- **Material for this exercise**

:::

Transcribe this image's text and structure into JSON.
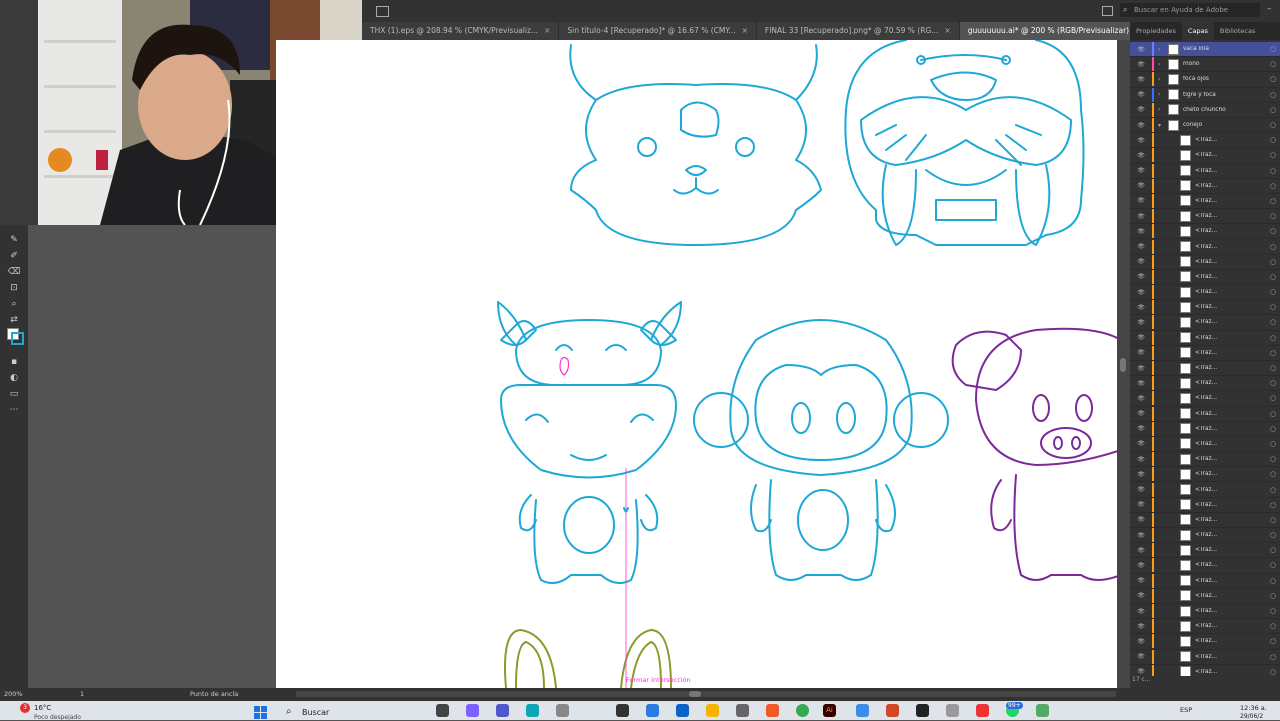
{
  "app": {
    "search_placeholder": "Buscar en Ayuda de Adobe"
  },
  "tabs": [
    {
      "label": "THX (1).eps @ 208.94 % (CMYK/Previsualiz..."
    },
    {
      "label": "Sin título-4 [Recuperado]* @ 16.67 % (CMY..."
    },
    {
      "label": "FINAL 33 [Recuperado].png* @ 70.59 % (RG..."
    },
    {
      "label": "guuuuuuu.ai* @ 200 % (RGB/Previsualizar)"
    }
  ],
  "panel": {
    "tabs": [
      "Propiedades",
      "Capas",
      "Bibliotecas"
    ],
    "active_tab": "Capas",
    "layers": [
      {
        "name": "vaca lola",
        "color": "#6e7dff"
      },
      {
        "name": "mono",
        "color": "#ff4da6"
      },
      {
        "name": "foca ojos",
        "color": "#ff9a1a"
      },
      {
        "name": "tigre y foca",
        "color": "#3a6cff"
      },
      {
        "name": "cheto chuncho",
        "color": "#ff9a1a"
      },
      {
        "name": "conejo",
        "color": "#ff9a1a"
      }
    ],
    "sublayer_label": "<Traz...",
    "layer_count": "17 c..."
  },
  "canvas": {
    "hint_text": "Formar intersección",
    "colors": {
      "cyan": "#1fa8d6",
      "purple": "#7b2a9a",
      "olive": "#8c9a2a",
      "magenta": "#ff2fd0"
    }
  },
  "status": {
    "zoom": "200%",
    "artboard": "1",
    "tool_info": "Punto de ancla"
  },
  "taskbar": {
    "weather_temp": "16°C",
    "weather_desc": "Poco despejado",
    "search_label": "Buscar",
    "lang": "ESP",
    "time": "12:36 a.",
    "date": "29/06/2",
    "notif_count": "3",
    "badge": "99+"
  }
}
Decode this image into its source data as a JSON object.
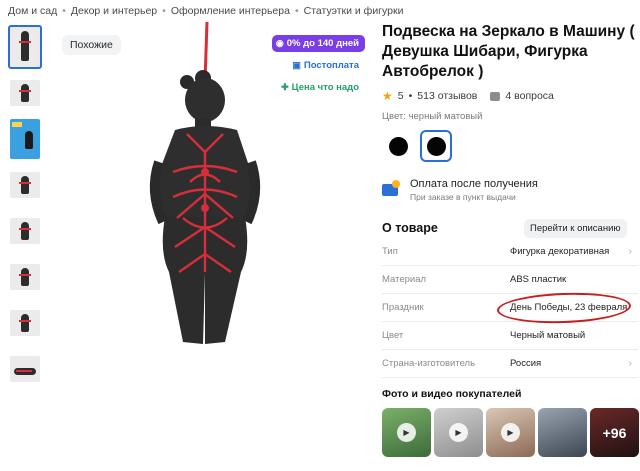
{
  "breadcrumb": [
    "Дом и сад",
    "Декор и интерьер",
    "Оформление интерьера",
    "Статуэтки и фигурки"
  ],
  "gallery": {
    "similar_label": "Похожие",
    "badges": [
      {
        "icon": "percent-icon",
        "text": "0% до 140 дней",
        "color": "#7a3ee6"
      },
      {
        "icon": "postpay-icon",
        "text": "Постоплата",
        "color": "#2a6fd6"
      },
      {
        "icon": "good-price-icon",
        "text": "Цена что надо",
        "color": "#23a06b"
      }
    ]
  },
  "product": {
    "title": "Подвеска на Зеркало в Машину ( Девушка Шибари, Фигурка Автобрелок )",
    "rating": "5",
    "reviews": "513 отзывов",
    "questions": "4 вопроса",
    "color_label": "Цвет: черный матовый",
    "payment_title": "Оплата после получения",
    "payment_sub": "При заказе в пункт выдачи"
  },
  "about": {
    "heading": "О товаре",
    "description_button": "Перейти к описанию",
    "specs": [
      {
        "key": "Тип",
        "value": "Фигурка декоративная"
      },
      {
        "key": "Материал",
        "value": "ABS пластик"
      },
      {
        "key": "Праздник",
        "value": "День Победы, 23 февраля"
      },
      {
        "key": "Цвет",
        "value": "Черный матовый"
      },
      {
        "key": "Страна-изготовитель",
        "value": "Россия"
      }
    ]
  },
  "photos": {
    "heading": "Фото и видео покупателей",
    "more": "+96"
  },
  "colors": {
    "accent": "#2a6fd6",
    "star": "#f3a20d",
    "rope": "#d62e3a",
    "annotation": "#c81e1e"
  }
}
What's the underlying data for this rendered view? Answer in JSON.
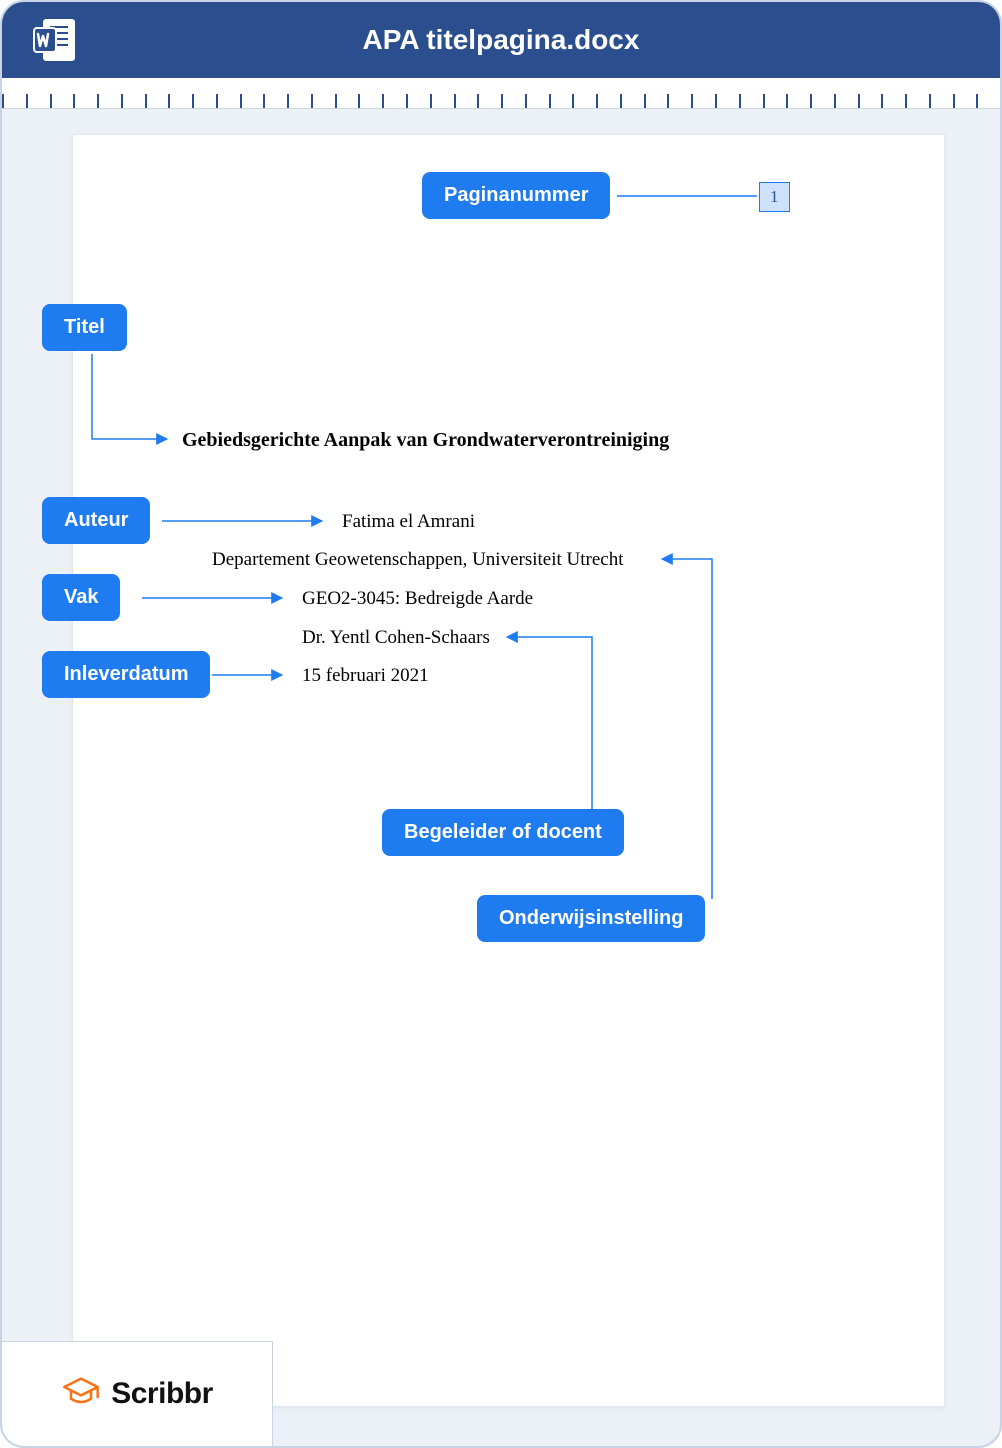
{
  "app": {
    "doc_title": "APA titelpagina.docx"
  },
  "tags": {
    "page_number": "Paginanummer",
    "title": "Titel",
    "author": "Auteur",
    "course": "Vak",
    "due_date": "Inleverdatum",
    "supervisor": "Begeleider of docent",
    "institution": "Onderwijsinstelling"
  },
  "document": {
    "page_number": "1",
    "title": "Gebiedsgerichte Aanpak van Grondwaterverontreiniging",
    "author": "Fatima el Amrani",
    "institution": "Departement Geowetenschappen, Universiteit Utrecht",
    "course": "GEO2-3045: Bedreigde Aarde",
    "supervisor": "Dr. Yentl Cohen-Schaars",
    "due_date": "15 februari 2021"
  },
  "brand": {
    "name": "Scribbr"
  },
  "colors": {
    "accent": "#1F7CF0",
    "header": "#2B4E8F",
    "highlight": "#CEE1FC",
    "brand_orange": "#F97316"
  }
}
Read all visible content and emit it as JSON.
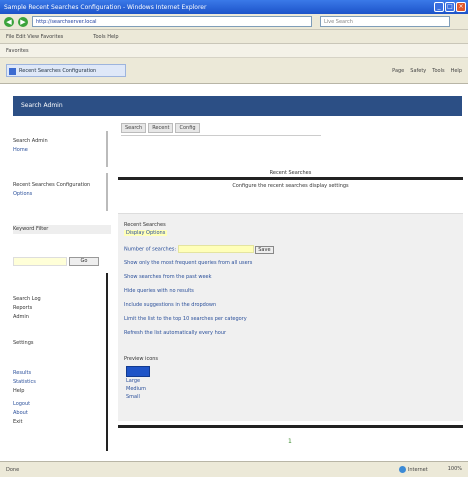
{
  "window": {
    "title": "Sample Recent Searches Configuration - Windows Internet Explorer",
    "min": "_",
    "max": "□",
    "close": "×"
  },
  "address": {
    "back": "◀",
    "forward": "▶",
    "url": "http://searchserver.local",
    "search_placeholder": "Live Search"
  },
  "links_bar": [
    "File  Edit  View  Favorites",
    "Tools  Help"
  ],
  "favorites_bar": "Favorites",
  "tab": {
    "label": "Recent Searches Configuration",
    "tools": [
      "Page",
      "Safety",
      "Tools",
      "Help"
    ]
  },
  "page": {
    "header": "Search Admin",
    "breadcrumbs": [
      "Search",
      "Recent",
      "Config"
    ],
    "sidebar": {
      "block1": [
        "Search Admin",
        "Home"
      ],
      "block2": [
        "Recent Searches Configuration",
        "Options"
      ],
      "field_label": "Keyword Filter",
      "go_label": "Go",
      "block3": [
        "Search Log",
        "Reports",
        "Admin"
      ],
      "block4": "Settings",
      "block5": [
        "Results",
        "Statistics",
        "Help",
        "Logout",
        "About",
        "Exit"
      ]
    },
    "section_title": "Recent Searches",
    "section_sub": "Configure the recent searches display settings",
    "form": {
      "title": "Recent Searches",
      "subtitle": "Display Options",
      "field_label": "Number of searches:",
      "field_button": "Save",
      "lines": [
        "Show only the most frequent queries from all users",
        "Show searches from the past week",
        "Hide queries with no results",
        "Include suggestions in the dropdown",
        "Limit the list to the top 10 searches per category",
        "Refresh the list automatically every hour"
      ],
      "preview_label": "Preview icons",
      "thumbs": [
        "Large",
        "Medium",
        "Small"
      ]
    },
    "page_number": "1"
  },
  "status": {
    "text": "Done",
    "zone": "Internet",
    "zoom": "100%"
  }
}
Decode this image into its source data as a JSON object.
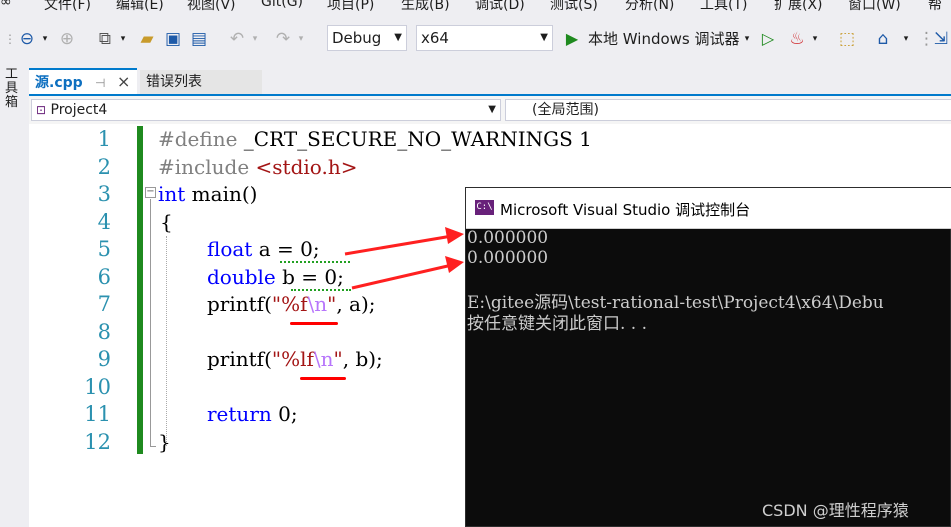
{
  "menu": [
    "文件(F)",
    "编辑(E)",
    "视图(V)",
    "Git(G)",
    "项目(P)",
    "生成(B)",
    "调试(D)",
    "测试(S)",
    "分析(N)",
    "工具(T)",
    "扩展(X)",
    "窗口(W)",
    "帮"
  ],
  "toolbar": {
    "config": "Debug",
    "platform": "x64",
    "run_label": "本地 Windows 调试器"
  },
  "toolbox_label": "工具箱",
  "tabs": [
    {
      "label": "源.cpp",
      "pin": "⊣",
      "close": "×"
    },
    {
      "label": "错误列表"
    }
  ],
  "nav": {
    "project": "Project4",
    "scope": "(全局范围)"
  },
  "editor": {
    "line_numbers": [
      "1",
      "2",
      "3",
      "4",
      "5",
      "6",
      "7",
      "8",
      "9",
      "10",
      "11",
      "12"
    ],
    "lines": {
      "l1_pp": "#define",
      "l1_rest": " _CRT_SECURE_NO_WARNINGS 1",
      "l2_pp": "#include",
      "l2_hdr": " <stdio.h>",
      "l3_kw": "int",
      "l3_rest": " main()",
      "l4": "{",
      "l5_kw": "float",
      "l5_rest": " a = 0;",
      "l6_kw": "double",
      "l6_rest": " b = 0;",
      "l7_a": "printf(",
      "l7_str": "\"%f",
      "l7_esc": "\\n",
      "l7_q": "\"",
      "l7_b": ", a);",
      "l9_a": "printf(",
      "l9_str": "\"%lf",
      "l9_esc": "\\n",
      "l9_q": "\"",
      "l9_b": ", b);",
      "l11_kw": "return",
      "l11_rest": " 0;",
      "l12": "}"
    }
  },
  "console": {
    "icon_text": "C:\\",
    "title": "Microsoft Visual Studio 调试控制台",
    "lines": [
      "0.000000",
      "0.000000",
      "",
      "E:\\gitee源码\\test-rational-test\\Project4\\x64\\Debu",
      "按任意键关闭此窗口. . ."
    ]
  },
  "watermark": "CSDN @理性程序猿",
  "colors": {
    "annotation": "#ff0000",
    "console_bg": "#0c0c0c",
    "change_bar": "#1f8a1f"
  }
}
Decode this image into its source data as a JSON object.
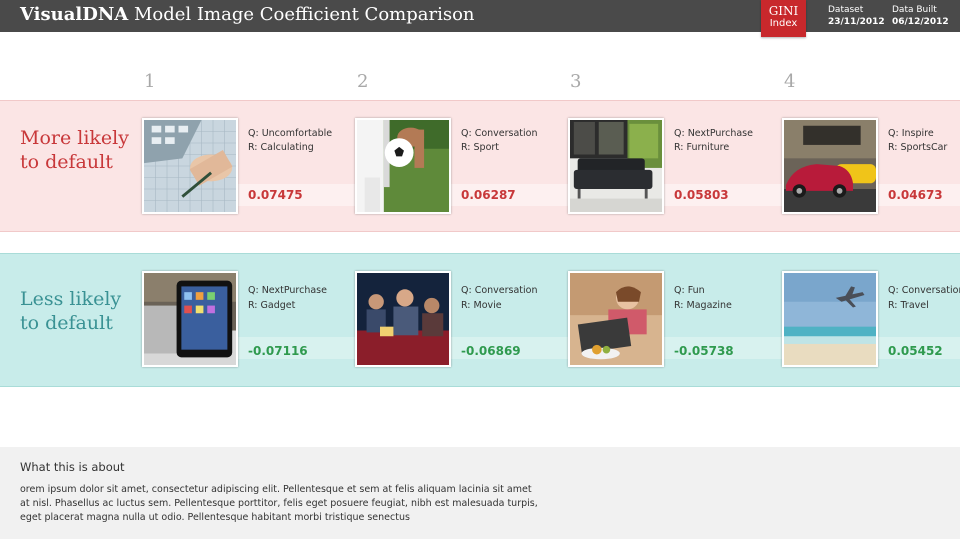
{
  "header": {
    "title_brand": "VisualDNA",
    "title_rest": "Model Image Coefficient Comparison",
    "gini_line1": "GINI",
    "gini_line2": "Index",
    "dataset_label": "Dataset",
    "dataset_date": "23/11/2012",
    "built_label": "Data Built",
    "built_date": "06/12/2012",
    "colors": {
      "header_bg": "#4a4a4a",
      "gini_bg": "#c8282c"
    }
  },
  "columns": [
    "1",
    "2",
    "3",
    "4"
  ],
  "more": {
    "label": "More likely\nto default",
    "color": "#c8383a",
    "items": [
      {
        "q": "Q: Uncomfortable",
        "r": "R: Calculating",
        "coef": "0.07475",
        "image": "calculator-image"
      },
      {
        "q": "Q: Conversation",
        "r": "R: Sport",
        "coef": "0.06287",
        "image": "football-image"
      },
      {
        "q": "Q: NextPurchase",
        "r": "R: Furniture",
        "coef": "0.05803",
        "image": "sofa-image"
      },
      {
        "q": "Q: Inspire",
        "r": "R: SportsCar",
        "coef": "0.04673",
        "image": "sports-car-image"
      }
    ]
  },
  "less": {
    "label": "Less likely\nto default",
    "color": "#3a9294",
    "items": [
      {
        "q": "Q: NextPurchase",
        "r": "R: Gadget",
        "coef": "-0.07116",
        "image": "tablet-image"
      },
      {
        "q": "Q: Conversation",
        "r": "R: Movie",
        "coef": "-0.06869",
        "image": "cinema-image"
      },
      {
        "q": "Q: Fun",
        "r": "R: Magazine",
        "coef": "-0.05738",
        "image": "magazine-image"
      },
      {
        "q": "Q: Conversation",
        "r": "R: Travel",
        "coef": "0.05452",
        "image": "beach-plane-image"
      }
    ]
  },
  "about": {
    "title": "What this is about",
    "body": "orem ipsum dolor sit amet, consectetur adipiscing elit. Pellentesque et sem at felis aliquam lacinia sit amet at nisl. Phasellus ac luctus sem. Pellentesque porttitor, felis eget posuere feugiat, nibh est malesuada turpis, eget placerat magna nulla ut odio. Pellentesque habitant morbi tristique senectus"
  }
}
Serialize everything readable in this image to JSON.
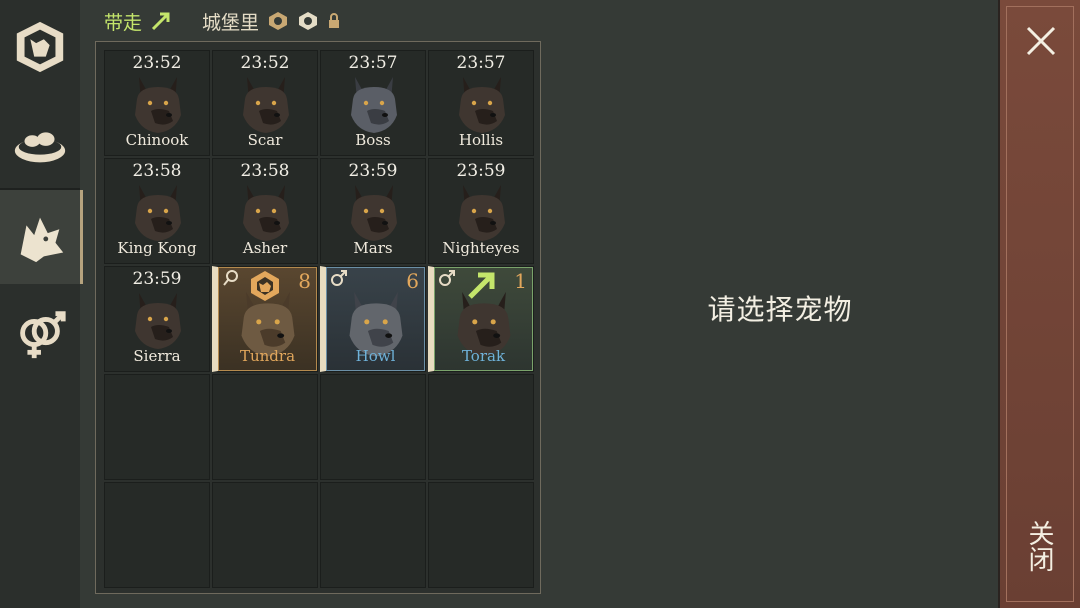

:::

- **Your goal**
Show all lines in the entries above where the string "Buscar" appears.

- **Finished task**
    "search_placeholder": "Buscar en Ayuda de Adobe"
    "search_label": "Buscar",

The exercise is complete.